» SHORT TASK
Copy each line of the records that contains the word "frac".
────────────────────────────────────────
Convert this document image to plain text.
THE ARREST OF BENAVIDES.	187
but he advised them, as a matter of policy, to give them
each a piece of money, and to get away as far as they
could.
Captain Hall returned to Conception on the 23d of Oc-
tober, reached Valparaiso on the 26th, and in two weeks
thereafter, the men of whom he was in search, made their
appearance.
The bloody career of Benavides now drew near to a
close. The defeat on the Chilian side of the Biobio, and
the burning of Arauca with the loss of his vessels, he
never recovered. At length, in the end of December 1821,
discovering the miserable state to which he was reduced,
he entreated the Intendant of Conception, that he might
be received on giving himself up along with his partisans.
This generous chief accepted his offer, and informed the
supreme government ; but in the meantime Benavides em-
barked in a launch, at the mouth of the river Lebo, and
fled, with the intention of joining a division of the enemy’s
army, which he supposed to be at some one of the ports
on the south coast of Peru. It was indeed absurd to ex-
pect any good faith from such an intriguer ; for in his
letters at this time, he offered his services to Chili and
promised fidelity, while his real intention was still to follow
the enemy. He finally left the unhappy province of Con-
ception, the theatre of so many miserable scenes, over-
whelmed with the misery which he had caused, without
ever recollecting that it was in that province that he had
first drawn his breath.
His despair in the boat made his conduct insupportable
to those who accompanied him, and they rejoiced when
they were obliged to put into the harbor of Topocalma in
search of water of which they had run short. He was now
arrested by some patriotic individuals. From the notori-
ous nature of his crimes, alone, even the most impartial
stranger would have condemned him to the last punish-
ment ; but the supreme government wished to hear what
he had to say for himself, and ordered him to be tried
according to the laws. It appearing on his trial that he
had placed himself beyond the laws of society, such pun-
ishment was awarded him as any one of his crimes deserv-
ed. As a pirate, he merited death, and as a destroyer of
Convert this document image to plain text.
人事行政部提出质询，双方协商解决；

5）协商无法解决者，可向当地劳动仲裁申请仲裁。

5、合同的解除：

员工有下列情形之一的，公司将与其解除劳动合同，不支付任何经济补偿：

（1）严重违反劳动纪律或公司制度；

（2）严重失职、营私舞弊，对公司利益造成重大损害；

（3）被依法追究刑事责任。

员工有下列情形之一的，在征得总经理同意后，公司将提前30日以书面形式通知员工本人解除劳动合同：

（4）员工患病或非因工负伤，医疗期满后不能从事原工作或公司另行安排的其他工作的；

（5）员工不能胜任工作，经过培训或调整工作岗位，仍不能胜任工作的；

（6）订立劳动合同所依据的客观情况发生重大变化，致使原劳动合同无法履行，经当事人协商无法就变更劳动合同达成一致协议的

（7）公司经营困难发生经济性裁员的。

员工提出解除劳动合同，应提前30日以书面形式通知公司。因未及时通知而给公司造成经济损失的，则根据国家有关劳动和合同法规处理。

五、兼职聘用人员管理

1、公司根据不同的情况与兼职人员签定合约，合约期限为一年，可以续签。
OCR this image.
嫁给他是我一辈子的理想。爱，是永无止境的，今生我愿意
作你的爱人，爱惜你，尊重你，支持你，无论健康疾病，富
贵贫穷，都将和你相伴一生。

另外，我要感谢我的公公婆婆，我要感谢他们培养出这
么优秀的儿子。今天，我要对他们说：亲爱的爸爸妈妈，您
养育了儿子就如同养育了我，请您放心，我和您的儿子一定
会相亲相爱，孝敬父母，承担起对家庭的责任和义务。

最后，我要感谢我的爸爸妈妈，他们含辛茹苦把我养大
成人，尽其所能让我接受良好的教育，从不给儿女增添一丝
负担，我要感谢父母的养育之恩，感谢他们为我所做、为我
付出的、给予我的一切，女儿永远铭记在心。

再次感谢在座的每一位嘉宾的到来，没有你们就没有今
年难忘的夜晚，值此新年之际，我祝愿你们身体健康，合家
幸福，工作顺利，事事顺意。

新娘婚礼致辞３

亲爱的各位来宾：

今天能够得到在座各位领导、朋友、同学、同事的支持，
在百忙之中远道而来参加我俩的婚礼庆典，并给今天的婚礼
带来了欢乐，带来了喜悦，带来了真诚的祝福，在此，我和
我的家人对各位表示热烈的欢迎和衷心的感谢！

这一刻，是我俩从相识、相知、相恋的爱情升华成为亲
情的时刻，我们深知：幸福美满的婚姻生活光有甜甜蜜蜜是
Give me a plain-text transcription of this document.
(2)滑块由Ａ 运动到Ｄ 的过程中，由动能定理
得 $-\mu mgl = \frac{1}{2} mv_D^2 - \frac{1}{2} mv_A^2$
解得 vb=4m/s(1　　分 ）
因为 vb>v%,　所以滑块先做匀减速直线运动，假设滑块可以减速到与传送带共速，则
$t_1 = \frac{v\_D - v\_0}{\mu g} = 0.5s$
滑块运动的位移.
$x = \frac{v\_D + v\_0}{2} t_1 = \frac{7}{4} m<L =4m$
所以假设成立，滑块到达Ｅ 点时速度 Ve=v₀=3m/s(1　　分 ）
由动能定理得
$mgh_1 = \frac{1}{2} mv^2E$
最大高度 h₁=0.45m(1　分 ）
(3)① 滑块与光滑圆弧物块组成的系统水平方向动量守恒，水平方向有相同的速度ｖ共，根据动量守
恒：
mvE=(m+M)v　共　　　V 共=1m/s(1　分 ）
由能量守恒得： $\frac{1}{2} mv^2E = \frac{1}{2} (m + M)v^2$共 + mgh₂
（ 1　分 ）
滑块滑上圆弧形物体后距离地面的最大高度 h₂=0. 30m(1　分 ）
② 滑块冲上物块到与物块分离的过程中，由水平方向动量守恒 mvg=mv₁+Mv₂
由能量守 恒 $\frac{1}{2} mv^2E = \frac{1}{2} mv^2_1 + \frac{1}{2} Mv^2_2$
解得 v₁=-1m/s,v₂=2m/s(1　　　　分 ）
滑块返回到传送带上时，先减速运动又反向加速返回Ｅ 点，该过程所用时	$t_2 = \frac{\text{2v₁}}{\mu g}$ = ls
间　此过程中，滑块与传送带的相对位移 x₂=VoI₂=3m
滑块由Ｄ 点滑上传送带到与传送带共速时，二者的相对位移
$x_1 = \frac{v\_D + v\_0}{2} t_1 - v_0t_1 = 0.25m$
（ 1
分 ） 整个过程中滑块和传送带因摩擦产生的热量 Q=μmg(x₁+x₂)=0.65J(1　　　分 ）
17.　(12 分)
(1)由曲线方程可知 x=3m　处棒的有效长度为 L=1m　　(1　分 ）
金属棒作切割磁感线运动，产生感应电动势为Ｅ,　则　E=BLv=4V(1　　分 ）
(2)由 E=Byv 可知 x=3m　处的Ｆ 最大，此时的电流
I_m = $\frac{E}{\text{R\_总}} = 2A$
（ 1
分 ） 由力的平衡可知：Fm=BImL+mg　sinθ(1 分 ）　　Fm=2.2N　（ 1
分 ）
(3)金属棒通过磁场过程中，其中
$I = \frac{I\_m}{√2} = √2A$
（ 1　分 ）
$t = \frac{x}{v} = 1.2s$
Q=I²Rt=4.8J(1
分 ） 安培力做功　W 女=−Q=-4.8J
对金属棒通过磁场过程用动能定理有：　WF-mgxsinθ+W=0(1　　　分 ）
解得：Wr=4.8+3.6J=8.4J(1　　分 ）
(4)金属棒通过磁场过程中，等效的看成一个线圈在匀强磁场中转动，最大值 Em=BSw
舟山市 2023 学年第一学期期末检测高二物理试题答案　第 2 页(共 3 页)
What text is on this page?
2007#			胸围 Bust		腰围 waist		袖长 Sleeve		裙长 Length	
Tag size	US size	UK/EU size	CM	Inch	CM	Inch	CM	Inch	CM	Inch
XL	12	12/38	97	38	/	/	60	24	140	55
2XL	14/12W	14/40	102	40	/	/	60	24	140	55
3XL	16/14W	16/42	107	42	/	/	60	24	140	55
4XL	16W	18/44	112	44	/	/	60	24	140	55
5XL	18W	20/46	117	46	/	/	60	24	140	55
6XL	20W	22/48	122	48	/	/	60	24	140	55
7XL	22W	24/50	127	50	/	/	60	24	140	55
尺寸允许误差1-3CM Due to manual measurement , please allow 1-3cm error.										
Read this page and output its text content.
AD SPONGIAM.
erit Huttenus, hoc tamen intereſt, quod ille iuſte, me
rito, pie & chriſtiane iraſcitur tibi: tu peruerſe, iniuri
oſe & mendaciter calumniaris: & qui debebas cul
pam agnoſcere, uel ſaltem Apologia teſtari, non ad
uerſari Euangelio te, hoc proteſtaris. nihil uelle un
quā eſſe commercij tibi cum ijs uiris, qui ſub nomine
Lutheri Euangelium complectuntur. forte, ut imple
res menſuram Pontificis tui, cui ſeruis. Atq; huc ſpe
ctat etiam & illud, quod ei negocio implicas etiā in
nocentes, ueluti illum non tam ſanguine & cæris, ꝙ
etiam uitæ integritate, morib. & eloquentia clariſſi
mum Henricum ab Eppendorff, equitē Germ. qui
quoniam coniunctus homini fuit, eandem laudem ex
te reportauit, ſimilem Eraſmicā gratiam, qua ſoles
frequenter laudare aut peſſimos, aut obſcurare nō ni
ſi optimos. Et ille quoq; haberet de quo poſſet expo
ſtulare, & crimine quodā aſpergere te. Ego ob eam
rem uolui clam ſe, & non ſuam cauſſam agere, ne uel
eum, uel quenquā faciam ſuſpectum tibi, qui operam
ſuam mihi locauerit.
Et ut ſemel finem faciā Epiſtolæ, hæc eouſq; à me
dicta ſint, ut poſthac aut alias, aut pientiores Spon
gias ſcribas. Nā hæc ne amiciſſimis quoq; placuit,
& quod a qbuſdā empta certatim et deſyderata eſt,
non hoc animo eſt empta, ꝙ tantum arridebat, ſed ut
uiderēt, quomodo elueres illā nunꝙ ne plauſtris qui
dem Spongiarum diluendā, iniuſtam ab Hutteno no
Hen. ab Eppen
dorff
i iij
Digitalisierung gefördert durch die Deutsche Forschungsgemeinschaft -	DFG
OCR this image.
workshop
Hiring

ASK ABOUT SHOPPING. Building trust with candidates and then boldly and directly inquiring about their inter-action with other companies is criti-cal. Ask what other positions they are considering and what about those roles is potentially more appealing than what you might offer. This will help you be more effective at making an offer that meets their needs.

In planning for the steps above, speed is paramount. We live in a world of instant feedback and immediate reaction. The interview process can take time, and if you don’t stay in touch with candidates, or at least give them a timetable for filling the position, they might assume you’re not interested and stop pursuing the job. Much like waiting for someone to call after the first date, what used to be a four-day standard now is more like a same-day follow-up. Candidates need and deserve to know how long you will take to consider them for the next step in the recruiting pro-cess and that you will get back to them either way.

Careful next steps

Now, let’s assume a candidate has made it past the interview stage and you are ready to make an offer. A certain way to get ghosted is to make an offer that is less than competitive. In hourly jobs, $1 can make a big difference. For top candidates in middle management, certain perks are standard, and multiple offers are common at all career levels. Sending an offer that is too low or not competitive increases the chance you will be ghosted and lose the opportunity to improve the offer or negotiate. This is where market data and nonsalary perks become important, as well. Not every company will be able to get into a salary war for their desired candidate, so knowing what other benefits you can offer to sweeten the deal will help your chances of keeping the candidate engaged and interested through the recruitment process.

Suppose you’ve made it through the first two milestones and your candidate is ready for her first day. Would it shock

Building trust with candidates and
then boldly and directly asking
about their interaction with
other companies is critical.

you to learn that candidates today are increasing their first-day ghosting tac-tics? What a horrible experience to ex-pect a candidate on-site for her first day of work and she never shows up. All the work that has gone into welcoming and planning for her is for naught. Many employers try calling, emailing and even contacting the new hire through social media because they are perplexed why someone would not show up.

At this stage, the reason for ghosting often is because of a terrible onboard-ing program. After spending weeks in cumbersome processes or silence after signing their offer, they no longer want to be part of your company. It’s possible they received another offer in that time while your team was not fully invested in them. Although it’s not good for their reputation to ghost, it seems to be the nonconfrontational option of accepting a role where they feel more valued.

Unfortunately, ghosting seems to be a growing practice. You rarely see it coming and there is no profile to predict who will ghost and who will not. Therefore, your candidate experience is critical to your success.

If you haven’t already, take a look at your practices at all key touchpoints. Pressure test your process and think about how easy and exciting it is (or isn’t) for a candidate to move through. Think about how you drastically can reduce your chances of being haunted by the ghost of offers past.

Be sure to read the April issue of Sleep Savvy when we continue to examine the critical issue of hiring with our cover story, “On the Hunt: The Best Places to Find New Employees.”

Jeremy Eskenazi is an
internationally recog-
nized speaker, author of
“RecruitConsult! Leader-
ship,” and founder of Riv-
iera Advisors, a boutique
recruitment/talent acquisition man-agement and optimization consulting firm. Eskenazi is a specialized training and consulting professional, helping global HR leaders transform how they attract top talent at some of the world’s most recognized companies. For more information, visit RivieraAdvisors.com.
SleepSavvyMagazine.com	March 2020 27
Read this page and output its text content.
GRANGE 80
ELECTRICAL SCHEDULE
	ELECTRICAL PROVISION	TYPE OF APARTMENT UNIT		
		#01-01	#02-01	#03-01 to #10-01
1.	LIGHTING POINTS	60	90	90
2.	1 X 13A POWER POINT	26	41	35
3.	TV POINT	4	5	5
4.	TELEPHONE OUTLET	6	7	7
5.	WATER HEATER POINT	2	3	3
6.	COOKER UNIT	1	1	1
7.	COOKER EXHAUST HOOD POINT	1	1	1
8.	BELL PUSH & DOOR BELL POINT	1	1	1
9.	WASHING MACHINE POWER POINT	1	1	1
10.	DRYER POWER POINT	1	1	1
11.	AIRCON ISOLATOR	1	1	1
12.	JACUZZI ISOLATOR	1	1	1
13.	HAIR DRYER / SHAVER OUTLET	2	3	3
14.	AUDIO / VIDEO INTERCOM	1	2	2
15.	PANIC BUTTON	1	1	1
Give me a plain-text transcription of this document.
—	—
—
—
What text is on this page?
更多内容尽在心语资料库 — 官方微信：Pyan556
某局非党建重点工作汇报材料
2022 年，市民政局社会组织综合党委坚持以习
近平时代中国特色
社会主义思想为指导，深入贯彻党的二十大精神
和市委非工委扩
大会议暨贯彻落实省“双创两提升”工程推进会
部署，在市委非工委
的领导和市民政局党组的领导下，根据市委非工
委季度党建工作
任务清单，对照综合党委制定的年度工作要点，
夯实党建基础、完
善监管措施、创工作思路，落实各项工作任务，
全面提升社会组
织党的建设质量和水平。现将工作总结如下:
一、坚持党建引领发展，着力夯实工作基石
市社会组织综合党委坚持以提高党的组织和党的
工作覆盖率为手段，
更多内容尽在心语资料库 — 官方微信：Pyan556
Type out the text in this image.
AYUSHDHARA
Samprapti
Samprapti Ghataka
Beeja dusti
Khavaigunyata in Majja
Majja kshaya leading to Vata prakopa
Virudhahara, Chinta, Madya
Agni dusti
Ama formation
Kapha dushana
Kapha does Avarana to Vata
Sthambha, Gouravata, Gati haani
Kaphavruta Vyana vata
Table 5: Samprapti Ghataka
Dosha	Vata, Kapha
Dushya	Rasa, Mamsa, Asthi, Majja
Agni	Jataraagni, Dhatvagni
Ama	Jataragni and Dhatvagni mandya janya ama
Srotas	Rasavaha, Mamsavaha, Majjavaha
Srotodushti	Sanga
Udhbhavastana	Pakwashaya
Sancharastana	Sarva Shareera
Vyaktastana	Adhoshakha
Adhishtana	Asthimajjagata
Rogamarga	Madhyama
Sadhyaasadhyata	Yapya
────────────────────────────────────────
» ANSWER TO THE PROBLEM
得 $-\mu mgl = \frac{1}{2} mv_D^2 - \frac{1}{2} mv_A^2$
$t_1 = \frac{v\_D - v\_0}{\mu g} = 0.5s$
$x = \frac{v\_D + v\_0}{2} t_1 = \frac{7}{4} m<L =4m$
$mgh_1 = \frac{1}{2} mv^2E$
由能量守恒得： $\frac{1}{2} mv^2E = \frac{1}{2} (m + M)v^2$共 + mgh₂
由能量守 恒 $\frac{1}{2} mv^2E = \frac{1}{2} mv^2_1 + \frac{1}{2} Mv^2_2$
滑块返回到传送带上时，先减速运动又反向加速返回Ｅ 点，该过程所用时	$t_2 = \frac{\text{2v₁}}{\mu g}$ = ls
$x_1 = \frac{v\_D + v\_0}{2} t_1 - v_0t_1 = 0.25m$
I_m = $\frac{E}{\text{R\_总}} = 2A$
$I = \frac{I\_m}{√2} = √2A$
$t = \frac{x}{v} = 1.2s$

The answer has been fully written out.